> _Exercise prompt_: Resume the figure legends on lung tissue density in bleomycin-treated mice and continue them past their final sentence.

> _Text segment_:
Representative original images of Masson trichrome stained lung sections and their corresponding automated 2D-reconstructed images according to their respective lung tissue density values.
Original images (A, C, E, G, I) correspond to representative Masson trichrome stained lung sections from saline control (A) and BLM-treated lungs at 0.25 mg/kg (C), 0.50 mg/kg (E), 0.75 mg/kg (G) and 1 mg/kg (I). Reconstructed-2D lung sections of their respective original images were obtained by grading their tissue density values, obtained from thousands micro-tiles, in 20 classes of increasing values. Pseudocolours were then assigned to tissue densities according to their class from light blue (low density values) to yellow (high density values) (K). For each original image of saline control and BLM-treated lungs the value of their Ascroft score (mean ± s.e.m.) was indicated. Regarding their corresponding 2D-reconstructed images the value of their Dm (mean ± s.e.m.) and HDFm was indicated, respectively. Note that high density values visualized in 2D-reconstructed images were focalized in fibrotic regions evidenced in their corresponding Masson trichrome stained lung sections. Scale bars: 1 mm.
Fig 4.
Distribution of tissue density frequency and determination of high tissue density frequency (HDFm) in saline control and bleomycin (BLM)-treated lungs.
Lung tissue density was determined from several thousands of micro-tiles covering the whole lung sections of saline control (n = 6) and BLM-treated (n = 12/dosing group) mice. A: Tissue density values were graded in 20 classes of increasing values (mean ± s.e.m) and their frequency per class was expressed in percent (compared to the total number of density values). B: BLM administration induced a dose-dependent increase of HDFm which corresponded to the sum of the percentage of tissue densities from class 12 to 20. ****p<0.0001 was considered statistically significant in comparison to the non BLM-treated control group.

> _Recorded data_:
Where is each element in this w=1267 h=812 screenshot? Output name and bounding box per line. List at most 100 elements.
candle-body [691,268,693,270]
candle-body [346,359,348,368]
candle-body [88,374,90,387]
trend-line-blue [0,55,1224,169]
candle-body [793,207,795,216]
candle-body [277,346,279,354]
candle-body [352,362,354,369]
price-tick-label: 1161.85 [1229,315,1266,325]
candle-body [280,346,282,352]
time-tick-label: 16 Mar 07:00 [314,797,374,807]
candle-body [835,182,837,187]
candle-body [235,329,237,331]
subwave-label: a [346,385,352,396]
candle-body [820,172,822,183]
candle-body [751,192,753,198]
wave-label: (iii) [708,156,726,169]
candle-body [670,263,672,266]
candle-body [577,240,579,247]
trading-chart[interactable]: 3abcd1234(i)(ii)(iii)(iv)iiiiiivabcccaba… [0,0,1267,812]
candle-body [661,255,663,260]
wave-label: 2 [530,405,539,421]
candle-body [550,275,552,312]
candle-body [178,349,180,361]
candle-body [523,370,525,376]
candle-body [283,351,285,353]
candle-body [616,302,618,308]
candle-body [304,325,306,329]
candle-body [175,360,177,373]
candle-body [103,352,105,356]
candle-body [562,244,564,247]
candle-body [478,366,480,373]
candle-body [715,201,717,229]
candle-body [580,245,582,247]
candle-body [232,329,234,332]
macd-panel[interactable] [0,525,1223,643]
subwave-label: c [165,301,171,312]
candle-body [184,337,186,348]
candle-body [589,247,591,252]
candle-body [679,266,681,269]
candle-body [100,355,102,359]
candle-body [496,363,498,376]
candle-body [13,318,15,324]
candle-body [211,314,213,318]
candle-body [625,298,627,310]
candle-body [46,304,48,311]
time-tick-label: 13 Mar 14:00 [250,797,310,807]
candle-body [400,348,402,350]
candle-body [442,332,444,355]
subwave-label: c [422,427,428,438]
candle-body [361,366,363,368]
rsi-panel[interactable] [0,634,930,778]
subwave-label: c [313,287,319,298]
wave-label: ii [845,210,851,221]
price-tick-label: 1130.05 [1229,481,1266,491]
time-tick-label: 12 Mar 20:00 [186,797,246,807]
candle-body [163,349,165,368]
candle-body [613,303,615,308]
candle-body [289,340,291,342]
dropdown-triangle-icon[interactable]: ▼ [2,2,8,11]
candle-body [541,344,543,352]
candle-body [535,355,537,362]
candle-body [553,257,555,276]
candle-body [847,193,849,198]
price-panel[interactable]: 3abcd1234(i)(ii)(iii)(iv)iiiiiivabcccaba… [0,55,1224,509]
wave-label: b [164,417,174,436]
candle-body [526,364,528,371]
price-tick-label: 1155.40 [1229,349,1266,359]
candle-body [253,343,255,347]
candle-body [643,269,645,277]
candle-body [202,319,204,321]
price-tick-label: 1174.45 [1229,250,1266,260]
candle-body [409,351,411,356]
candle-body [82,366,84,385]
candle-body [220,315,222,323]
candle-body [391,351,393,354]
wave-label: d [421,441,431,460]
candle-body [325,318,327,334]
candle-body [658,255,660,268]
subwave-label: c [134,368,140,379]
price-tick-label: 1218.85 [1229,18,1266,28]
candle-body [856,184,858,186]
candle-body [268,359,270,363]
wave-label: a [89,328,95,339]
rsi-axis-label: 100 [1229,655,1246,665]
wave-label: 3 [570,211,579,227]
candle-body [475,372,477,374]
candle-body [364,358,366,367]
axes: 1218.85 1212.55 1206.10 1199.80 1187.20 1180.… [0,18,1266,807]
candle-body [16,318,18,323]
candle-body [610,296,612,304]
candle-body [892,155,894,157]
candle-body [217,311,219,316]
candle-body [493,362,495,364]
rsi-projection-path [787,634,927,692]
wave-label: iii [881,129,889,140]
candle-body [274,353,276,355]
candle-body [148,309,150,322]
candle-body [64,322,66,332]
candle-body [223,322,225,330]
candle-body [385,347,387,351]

> _Written response_:
Fig 5.
Bleomycin (BLM) administration resulted in a reduced body weight gain and increased lung wet weight and in parallel in impaired lung functions.
14 days after intratracheal BLM administration at doses of 0.25, 0.5, 0.75 and 1.0 mg/kg the mean ± s.e.m. body weight (A), lung wet weight (B), dynamic lung compliance (Cdyn) (C) and force vital capacity (FVC) (D) were determined in saline control (n = 6) and BLM-treated (n = 12/dosing group) mice. *p<0.05, **p<0.01, ***p<0.001, ****p<0.0001 was considered statistically significant in comparison to the non bleomycin-treated control group.
Fig 6.
Representative micro-CT images of lung sections from saline control and bleomycin-treated mice.
Transverse (top row) and corresponding coronal (bottom row) micro-CT images acquired at 14 days after saline (control) (A, B) and bleomycin administration at the concentration of 0.25 mg/kg (C, D), 0.50 mg/kg (E, F), 0.75 mg/kg (G, H) and 1mg/kg (I, J). Total lung volume is given as mean ± s.e.m. (n = 12/dosing group). **p<0.01, ***p<0.001 was considered statistically significant in comparison to the non bleomycin-treated control group.
Fig 7.
Correlation of tissue density (Dm) and high frequency density (HDFm) indexes with Ashcroft score, micro-CT and lung function measurements in the bleomycin mice model.
The agreement of the Dm and HDFm measurements with those obtained with Ashcroft scoring (A, B), micro-CT analysis (C, D), dynamic lung compliance (Cdyn) (E, F) and force vital capacity (FVC) (G, H) was evaluated using linear regression analysis. Data correspond to mean values per animal of saline control (n = 6) and BLM-treated (0.25, 0.50, 0.75, 1 mg/kg) (n = 12/dosing group) mice. r = Spearman correlation coefficient.